### Task details
Copy whichever lines contain the string "RECIBO".

### Given records
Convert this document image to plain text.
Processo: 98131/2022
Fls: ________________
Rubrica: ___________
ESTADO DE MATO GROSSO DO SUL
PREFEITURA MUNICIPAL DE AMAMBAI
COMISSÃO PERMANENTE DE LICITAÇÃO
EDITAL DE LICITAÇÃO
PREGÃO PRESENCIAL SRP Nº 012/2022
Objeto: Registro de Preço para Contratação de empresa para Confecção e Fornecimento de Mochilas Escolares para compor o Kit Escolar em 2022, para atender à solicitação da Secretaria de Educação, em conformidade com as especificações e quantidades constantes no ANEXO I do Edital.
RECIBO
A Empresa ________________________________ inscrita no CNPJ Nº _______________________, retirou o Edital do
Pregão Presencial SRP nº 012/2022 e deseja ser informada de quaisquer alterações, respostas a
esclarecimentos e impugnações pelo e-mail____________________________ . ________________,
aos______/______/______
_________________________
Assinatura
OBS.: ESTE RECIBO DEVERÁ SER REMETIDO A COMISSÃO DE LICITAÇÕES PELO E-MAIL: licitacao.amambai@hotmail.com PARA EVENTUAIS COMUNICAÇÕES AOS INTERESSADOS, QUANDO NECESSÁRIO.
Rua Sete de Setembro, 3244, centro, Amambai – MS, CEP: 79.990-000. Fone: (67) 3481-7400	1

### Result for this exercise
RECIBO
OBS.: ESTE RECIBO DEVERÁ SER REMETIDO A COMISSÃO DE LICITAÇÕES PELO E-MAIL: licitacao.amambai@hotmail.com PARA EVENTUAIS COMUNICAÇÕES AOS INTERESSADOS, QUANDO NECESSÁRIO.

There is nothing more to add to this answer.